• [Stated exercise]:
Provide only the number of lines in the records below that include "asta".

** begin Listed entries **

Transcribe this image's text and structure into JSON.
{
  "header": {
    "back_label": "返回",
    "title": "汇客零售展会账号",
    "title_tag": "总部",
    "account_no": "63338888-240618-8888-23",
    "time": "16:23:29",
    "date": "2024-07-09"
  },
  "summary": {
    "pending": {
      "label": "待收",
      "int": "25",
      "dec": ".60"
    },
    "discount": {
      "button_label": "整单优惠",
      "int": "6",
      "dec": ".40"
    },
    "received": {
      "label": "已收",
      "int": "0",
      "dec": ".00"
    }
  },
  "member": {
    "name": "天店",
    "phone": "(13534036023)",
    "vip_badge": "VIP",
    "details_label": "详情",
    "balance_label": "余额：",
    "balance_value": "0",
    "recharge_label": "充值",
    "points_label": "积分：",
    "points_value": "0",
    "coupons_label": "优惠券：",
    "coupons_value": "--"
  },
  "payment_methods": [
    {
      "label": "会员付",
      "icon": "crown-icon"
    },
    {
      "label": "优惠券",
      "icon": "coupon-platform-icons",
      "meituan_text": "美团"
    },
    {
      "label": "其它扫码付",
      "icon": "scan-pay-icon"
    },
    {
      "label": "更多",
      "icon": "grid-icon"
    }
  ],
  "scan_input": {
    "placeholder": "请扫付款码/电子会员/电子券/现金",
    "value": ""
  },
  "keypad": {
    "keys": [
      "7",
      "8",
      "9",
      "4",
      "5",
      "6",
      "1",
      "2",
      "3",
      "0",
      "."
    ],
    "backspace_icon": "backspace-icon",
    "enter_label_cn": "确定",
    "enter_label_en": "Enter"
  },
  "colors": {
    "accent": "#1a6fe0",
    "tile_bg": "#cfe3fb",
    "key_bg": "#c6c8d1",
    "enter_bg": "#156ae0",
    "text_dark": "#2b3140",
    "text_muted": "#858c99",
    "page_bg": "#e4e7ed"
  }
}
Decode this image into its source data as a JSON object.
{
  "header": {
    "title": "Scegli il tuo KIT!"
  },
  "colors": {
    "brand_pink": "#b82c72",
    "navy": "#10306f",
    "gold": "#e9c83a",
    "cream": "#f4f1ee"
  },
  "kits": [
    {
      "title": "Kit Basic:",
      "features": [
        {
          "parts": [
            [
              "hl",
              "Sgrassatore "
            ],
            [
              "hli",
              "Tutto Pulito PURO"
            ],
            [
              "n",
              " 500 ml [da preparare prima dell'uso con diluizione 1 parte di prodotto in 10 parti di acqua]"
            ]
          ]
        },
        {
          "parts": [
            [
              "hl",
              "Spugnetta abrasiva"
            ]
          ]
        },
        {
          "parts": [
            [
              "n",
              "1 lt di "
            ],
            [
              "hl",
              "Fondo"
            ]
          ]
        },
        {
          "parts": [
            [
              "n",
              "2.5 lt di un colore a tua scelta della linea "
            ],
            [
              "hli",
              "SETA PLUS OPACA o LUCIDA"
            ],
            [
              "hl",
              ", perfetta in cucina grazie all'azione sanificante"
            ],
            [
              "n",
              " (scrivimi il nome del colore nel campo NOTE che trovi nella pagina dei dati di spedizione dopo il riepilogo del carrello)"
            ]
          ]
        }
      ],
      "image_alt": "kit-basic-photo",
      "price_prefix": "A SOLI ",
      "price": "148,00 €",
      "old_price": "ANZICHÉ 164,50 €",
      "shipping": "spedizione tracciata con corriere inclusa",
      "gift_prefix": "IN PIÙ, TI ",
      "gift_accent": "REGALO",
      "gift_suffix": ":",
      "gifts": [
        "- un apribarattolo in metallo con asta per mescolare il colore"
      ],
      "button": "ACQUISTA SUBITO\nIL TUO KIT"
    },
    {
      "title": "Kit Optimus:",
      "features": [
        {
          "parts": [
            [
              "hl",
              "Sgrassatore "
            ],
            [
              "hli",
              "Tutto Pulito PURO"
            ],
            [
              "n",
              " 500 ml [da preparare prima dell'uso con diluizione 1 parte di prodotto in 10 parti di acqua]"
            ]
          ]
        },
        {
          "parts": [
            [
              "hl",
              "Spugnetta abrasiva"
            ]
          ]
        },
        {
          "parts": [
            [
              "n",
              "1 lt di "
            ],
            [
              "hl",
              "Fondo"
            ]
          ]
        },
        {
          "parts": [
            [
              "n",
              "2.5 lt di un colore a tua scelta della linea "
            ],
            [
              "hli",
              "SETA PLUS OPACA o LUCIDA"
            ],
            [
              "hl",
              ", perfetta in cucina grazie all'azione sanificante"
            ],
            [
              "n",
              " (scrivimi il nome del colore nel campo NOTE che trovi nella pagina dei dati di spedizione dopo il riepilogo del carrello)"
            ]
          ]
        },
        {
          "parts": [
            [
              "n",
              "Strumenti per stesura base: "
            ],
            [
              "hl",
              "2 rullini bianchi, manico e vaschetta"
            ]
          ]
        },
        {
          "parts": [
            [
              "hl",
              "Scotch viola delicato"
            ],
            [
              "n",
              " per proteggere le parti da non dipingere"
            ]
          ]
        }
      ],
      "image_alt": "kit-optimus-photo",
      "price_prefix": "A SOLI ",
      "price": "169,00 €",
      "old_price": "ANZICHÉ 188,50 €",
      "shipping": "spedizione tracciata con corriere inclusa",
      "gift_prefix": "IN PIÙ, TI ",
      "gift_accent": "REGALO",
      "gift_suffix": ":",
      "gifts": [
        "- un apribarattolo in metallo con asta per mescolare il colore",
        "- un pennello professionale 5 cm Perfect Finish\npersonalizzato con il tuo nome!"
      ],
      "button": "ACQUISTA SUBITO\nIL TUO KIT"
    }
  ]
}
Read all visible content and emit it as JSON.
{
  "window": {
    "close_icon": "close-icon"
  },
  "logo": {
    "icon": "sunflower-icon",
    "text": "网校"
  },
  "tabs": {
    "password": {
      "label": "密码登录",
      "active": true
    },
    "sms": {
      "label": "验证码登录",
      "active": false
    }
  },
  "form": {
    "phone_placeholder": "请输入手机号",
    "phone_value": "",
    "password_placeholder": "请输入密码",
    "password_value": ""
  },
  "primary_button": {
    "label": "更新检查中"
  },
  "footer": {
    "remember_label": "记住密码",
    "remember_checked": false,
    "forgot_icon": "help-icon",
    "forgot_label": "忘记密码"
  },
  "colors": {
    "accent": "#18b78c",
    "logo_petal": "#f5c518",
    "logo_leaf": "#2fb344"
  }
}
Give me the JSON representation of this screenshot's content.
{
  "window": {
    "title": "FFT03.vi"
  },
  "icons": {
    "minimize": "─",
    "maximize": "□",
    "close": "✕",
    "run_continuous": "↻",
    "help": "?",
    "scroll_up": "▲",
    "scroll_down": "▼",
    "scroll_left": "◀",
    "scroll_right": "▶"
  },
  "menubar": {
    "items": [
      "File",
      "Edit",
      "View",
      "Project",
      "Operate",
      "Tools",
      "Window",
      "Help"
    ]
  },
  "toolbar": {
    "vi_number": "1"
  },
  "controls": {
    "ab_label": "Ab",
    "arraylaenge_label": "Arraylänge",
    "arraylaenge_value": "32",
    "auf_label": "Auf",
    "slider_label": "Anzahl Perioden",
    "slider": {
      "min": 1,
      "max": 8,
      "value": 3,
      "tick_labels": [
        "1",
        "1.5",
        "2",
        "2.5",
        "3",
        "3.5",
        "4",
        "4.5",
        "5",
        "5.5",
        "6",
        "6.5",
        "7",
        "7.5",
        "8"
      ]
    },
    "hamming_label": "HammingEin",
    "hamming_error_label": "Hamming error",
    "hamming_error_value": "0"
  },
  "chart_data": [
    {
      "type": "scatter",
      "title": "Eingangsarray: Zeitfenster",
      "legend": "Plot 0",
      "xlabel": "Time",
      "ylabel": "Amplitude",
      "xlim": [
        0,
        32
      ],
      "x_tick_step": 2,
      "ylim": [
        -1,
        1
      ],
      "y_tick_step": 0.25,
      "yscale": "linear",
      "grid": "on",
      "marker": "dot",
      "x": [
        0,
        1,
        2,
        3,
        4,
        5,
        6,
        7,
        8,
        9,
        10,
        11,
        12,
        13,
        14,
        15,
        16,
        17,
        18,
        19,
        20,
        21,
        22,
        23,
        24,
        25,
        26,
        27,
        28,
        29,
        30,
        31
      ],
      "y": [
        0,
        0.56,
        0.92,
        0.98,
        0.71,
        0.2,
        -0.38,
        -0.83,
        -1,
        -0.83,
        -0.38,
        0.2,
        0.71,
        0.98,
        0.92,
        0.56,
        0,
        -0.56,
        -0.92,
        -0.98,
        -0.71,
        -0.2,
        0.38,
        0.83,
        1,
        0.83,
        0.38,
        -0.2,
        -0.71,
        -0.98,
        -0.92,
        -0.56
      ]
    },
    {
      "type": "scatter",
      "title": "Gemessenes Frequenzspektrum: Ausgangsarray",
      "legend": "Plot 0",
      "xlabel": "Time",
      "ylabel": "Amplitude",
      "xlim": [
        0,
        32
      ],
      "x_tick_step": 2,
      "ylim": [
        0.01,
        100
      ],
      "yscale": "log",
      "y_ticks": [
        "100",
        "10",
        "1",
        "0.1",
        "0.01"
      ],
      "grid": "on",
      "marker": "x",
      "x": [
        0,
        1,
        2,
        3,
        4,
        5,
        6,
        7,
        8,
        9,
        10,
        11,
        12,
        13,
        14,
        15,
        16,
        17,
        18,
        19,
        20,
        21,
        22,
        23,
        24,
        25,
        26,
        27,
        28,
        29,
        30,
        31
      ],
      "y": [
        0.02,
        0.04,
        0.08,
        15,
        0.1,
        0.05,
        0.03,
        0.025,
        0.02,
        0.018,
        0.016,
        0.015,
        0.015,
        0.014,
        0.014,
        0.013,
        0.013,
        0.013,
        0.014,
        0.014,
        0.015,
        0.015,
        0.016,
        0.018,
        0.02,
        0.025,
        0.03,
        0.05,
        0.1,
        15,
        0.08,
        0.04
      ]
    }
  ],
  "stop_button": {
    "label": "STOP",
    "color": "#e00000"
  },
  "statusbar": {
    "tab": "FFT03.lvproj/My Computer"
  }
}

** end Listed entries **

• [Reply to the task]:
2